• **Excerpted passage**:
There are a few module recommendations, one of the most prominent is the The Perl Advent Calendar. And it is really usefull from time to time to find out new interesting modules. But still for most of the tasks I can find what I need using CPAN Search. With only one caveat, sometimes the modules I find are not the best quality, sometimes they have better replacements, but I just happened to find the worse alternative first. I would spare lots of time if I was warned about them. So here is my proposal for listing the modules that dissapointed you with reasons why.

I start with:

By the way for all that start to use Class::DBI it might be usefull to consider DBIx::Class instead. It is still a bit experimental, but it tries to be more general and cleaner replacement for Class::DBI.

2005-12-10 jdporter retitled

Replies are listed 'Best First'.
Re: Negative module recommendations
by valdez (Monsignor) on Dec 10, 2005 at 15:10 UTC
Re: Negative module recommendations
by hossman (Prior) on Dec 10, 2005 at 23:07 UTC
    But still for most of the tasks I can find what I need using CPAN Search. With only one caveat, sometimes the modules I find are not the best quality, sometimes they have better replacements, but I just happened to find the worse alternative first. I would spare lots of time if I was warned about them.

• **Data block**:

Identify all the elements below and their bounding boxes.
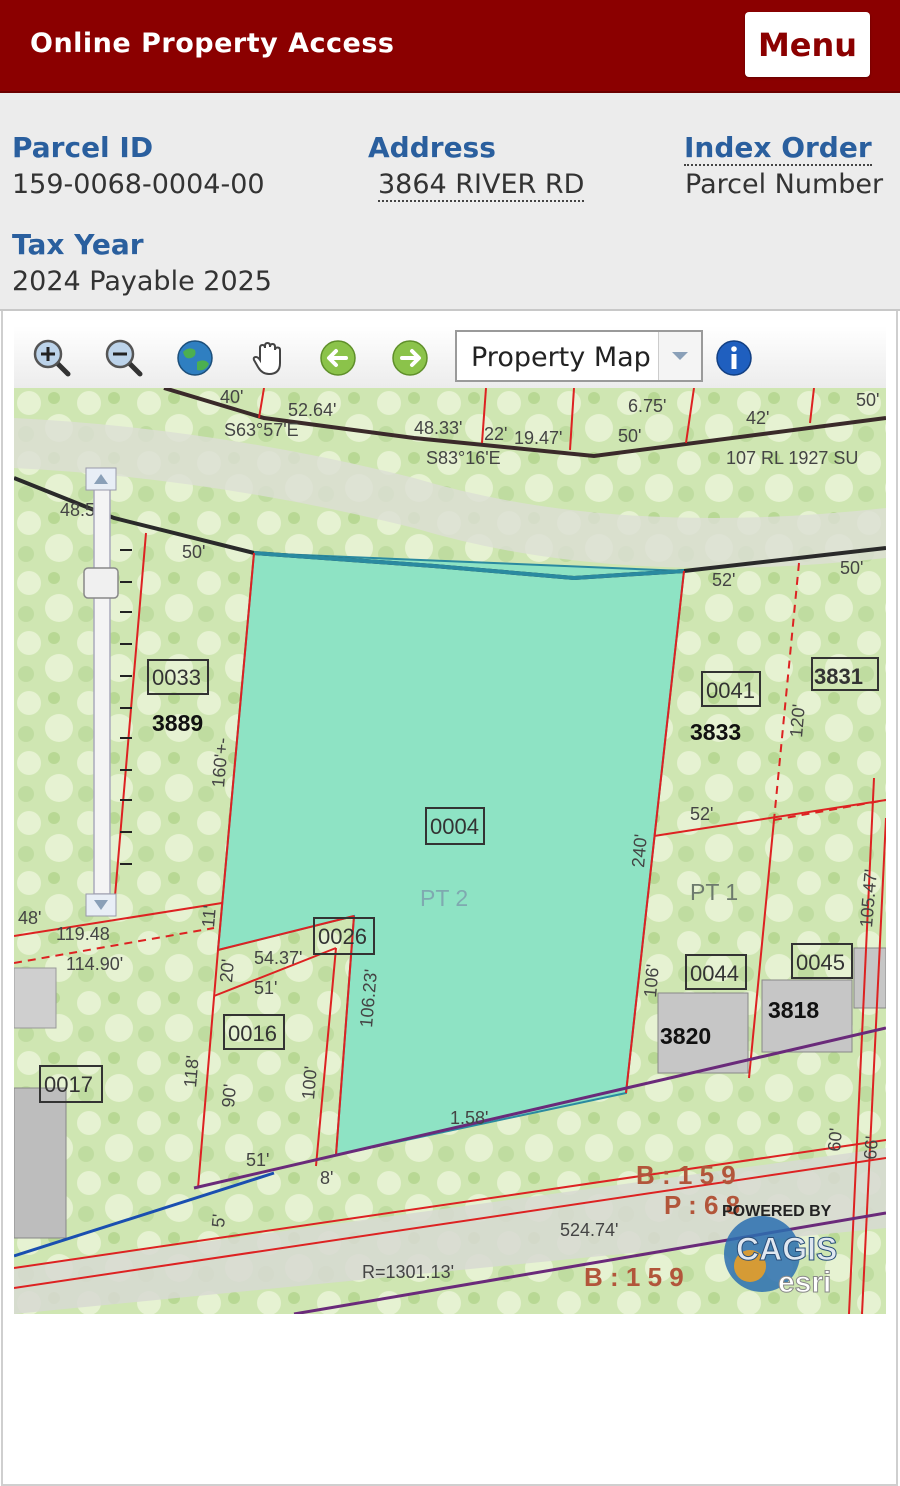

• **Directives**:
(a) In the Perl module post, which module is suggested as an alternative to Class::DBI?
(b) Reproduce the Perl module post from "By the way for" up to and including "listed 'Best First'.".

• **Complete answers**:
(a) DBIx::Class

(b)
By the way for all that start to use Class::DBI it might be usefull to consider DBIx::Class instead. It is still a bit experimental, but it tries to be more general and cleaner replacement for Class::DBI.

2005-12-10 jdporter retitled

Replies are listed 'Best First'.